What you will do -> Reproduce the records below exactly as they appear.

[Saved entries]

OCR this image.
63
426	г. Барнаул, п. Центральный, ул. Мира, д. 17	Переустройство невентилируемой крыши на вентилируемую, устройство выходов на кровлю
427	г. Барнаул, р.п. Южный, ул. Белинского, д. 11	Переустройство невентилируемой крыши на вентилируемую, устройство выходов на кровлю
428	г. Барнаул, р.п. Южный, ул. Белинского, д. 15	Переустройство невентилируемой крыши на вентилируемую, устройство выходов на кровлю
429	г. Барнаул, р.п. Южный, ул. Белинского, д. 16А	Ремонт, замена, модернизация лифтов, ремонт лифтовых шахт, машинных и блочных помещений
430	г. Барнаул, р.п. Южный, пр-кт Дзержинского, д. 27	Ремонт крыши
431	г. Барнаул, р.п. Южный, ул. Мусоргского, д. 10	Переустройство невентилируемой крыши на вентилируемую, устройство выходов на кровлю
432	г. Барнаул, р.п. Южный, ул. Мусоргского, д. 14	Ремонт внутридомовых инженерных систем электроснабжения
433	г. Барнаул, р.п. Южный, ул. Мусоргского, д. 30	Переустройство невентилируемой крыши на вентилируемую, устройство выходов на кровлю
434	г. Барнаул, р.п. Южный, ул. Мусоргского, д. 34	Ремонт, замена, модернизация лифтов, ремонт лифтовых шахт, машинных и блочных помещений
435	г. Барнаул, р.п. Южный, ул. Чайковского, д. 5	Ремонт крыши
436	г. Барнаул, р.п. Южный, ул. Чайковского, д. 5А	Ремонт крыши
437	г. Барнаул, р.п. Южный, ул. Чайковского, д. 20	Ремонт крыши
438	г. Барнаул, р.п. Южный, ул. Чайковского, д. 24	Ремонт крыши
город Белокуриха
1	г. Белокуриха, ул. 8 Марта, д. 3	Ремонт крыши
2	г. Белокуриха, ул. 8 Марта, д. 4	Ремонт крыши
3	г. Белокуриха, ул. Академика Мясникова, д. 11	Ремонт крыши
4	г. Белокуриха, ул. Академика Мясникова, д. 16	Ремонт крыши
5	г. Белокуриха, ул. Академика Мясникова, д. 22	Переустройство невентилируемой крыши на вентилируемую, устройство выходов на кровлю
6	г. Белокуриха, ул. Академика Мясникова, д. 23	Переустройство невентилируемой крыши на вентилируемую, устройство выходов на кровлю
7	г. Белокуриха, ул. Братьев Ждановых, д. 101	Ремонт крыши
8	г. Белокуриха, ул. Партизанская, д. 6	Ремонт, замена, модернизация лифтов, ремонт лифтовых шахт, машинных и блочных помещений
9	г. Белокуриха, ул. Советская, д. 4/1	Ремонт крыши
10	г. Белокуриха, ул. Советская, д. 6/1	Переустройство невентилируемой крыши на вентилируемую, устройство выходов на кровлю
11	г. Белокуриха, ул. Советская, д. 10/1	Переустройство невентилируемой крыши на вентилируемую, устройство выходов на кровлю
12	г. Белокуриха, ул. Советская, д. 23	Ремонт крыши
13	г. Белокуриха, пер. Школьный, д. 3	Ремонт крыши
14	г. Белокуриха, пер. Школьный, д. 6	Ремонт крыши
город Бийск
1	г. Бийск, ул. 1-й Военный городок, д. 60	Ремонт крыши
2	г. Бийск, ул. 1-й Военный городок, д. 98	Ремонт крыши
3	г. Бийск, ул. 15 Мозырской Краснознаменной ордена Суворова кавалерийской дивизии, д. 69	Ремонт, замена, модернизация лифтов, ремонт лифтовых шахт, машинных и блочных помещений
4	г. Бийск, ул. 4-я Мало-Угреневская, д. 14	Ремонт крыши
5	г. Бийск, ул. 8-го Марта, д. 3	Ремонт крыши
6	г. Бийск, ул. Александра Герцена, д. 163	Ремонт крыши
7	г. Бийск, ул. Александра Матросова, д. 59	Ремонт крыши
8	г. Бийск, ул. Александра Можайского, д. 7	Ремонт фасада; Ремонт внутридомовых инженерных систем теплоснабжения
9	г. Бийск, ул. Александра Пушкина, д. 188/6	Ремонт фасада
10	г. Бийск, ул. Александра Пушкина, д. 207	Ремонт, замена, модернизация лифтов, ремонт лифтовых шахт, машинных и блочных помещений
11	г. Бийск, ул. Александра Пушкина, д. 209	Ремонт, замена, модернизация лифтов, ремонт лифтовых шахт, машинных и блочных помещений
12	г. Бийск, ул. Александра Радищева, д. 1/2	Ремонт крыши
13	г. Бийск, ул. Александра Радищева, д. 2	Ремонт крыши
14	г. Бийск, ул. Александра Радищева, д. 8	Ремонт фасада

The reply ->
OCR this image.
63
426	г. Барнаул, п. Центральный, ул. Мира, д. 17	Переустройство невентилируемой крыши на вентилируемую, устройство выходов на кровлю
427	г. Барнаул, р.п. Южный, ул. Белинского, д. 11	Переустройство невентилируемой крыши на вентилируемую, устройство выходов на кровлю
428	г. Барнаул, р.п. Южный, ул. Белинского, д. 15	Переустройство невентилируемой крыши на вентилируемую, устройство выходов на кровлю
429	г. Барнаул, р.п. Южный, ул. Белинского, д. 16А	Ремонт, замена, модернизация лифтов, ремонт лифтовых шахт, машинных и блочных помещений
430	г. Барнаул, р.п. Южный, пр-кт Дзержинского, д. 27	Ремонт крыши
431	г. Барнаул, р.п. Южный, ул. Мусоргского, д. 10	Переустройство невентилируемой крыши на вентилируемую, устройство выходов на кровлю
432	г. Барнаул, р.п. Южный, ул. Мусоргского, д. 14	Ремонт внутридомовых инженерных систем электроснабжения
433	г. Барнаул, р.п. Южный, ул. Мусоргского, д. 30	Переустройство невентилируемой крыши на вентилируемую, устройство выходов на кровлю
434	г. Барнаул, р.п. Южный, ул. Мусоргского, д. 34	Ремонт, замена, модернизация лифтов, ремонт лифтовых шахт, машинных и блочных помещений
435	г. Барнаул, р.п. Южный, ул. Чайковского, д. 5	Ремонт крыши
436	г. Барнаул, р.п. Южный, ул. Чайковского, д. 5А	Ремонт крыши
437	г. Барнаул, р.п. Южный, ул. Чайковского, д. 20	Ремонт крыши
438	г. Барнаул, р.п. Южный, ул. Чайковского, д. 24	Ремонт крыши
город Белокуриха
1	г. Белокуриха, ул. 8 Марта, д. 3	Ремонт крыши
2	г. Белокуриха, ул. 8 Марта, д. 4	Ремонт крыши
3	г. Белокуриха, ул. Академика Мясникова, д. 11	Ремонт крыши
4	г. Белокуриха, ул. Академика Мясникова, д. 16	Ремонт крыши
5	г. Белокуриха, ул. Академика Мясникова, д. 22	Переустройство невентилируемой крыши на вентилируемую, устройство выходов на кровлю
6	г. Белокуриха, ул. Академика Мясникова, д. 23	Переустройство невентилируемой крыши на вентилируемую, устройство выходов на кровлю
7	г. Белокуриха, ул. Братьев Ждановых, д. 101	Ремонт крыши
8	г. Белокуриха, ул. Партизанская, д. 6	Ремонт, замена, модернизация лифтов, ремонт лифтовых шахт, машинных и блочных помещений
9	г. Белокуриха, ул. Советская, д. 4/1	Ремонт крыши
10	г. Белокуриха, ул. Советская, д. 6/1	Переустройство невентилируемой крыши на вентилируемую, устройство выходов на кровлю
11	г. Белокуриха, ул. Советская, д. 10/1	Переустройство невентилируемой крыши на вентилируемую, устройство выходов на кровлю
12	г. Белокуриха, ул. Советская, д. 23	Ремонт крыши
13	г. Белокуриха, пер. Школьный, д. 3	Ремонт крыши
14	г. Белокуриха, пер. Школьный, д. 6	Ремонт крыши
город Бийск
1	г. Бийск, ул. 1-й Военный городок, д. 60	Ремонт крыши
2	г. Бийск, ул. 1-й Военный городок, д. 98	Ремонт крыши
3	г. Бийск, ул. 15 Мозырской Краснознаменной ордена Суворова кавалерийской дивизии, д. 69	Ремонт, замена, модернизация лифтов, ремонт лифтовых шахт, машинных и блочных помещений
4	г. Бийск, ул. 4-я Мало-Угреневская, д. 14	Ремонт крыши
5	г. Бийск, ул. 8-го Марта, д. 3	Ремонт крыши
6	г. Бийск, ул. Александра Герцена, д. 163	Ремонт крыши
7	г. Бийск, ул. Александра Матросова, д. 59	Ремонт крыши
8	г. Бийск, ул. Александра Можайского, д. 7	Ремонт фасада; Ремонт внутридомовых инженерных систем теплоснабжения
9	г. Бийск, ул. Александра Пушкина, д. 188/6	Ремонт фасада
10	г. Бийск, ул. Александра Пушкина, д. 207	Ремонт, замена, модернизация лифтов, ремонт лифтовых шахт, машинных и блочных помещений
11	г. Бийск, ул. Александра Пушкина, д. 209	Ремонт, замена, модернизация лифтов, ремонт лифтовых шахт, машинных и блочных помещений
12	г. Бийск, ул. Александра Радищева, д. 1/2	Ремонт крыши
13	г. Бийск, ул. Александра Радищева, д. 2	Ремонт крыши
14	г. Бийск, ул. Александра Радищева, д. 8	Ремонт фасада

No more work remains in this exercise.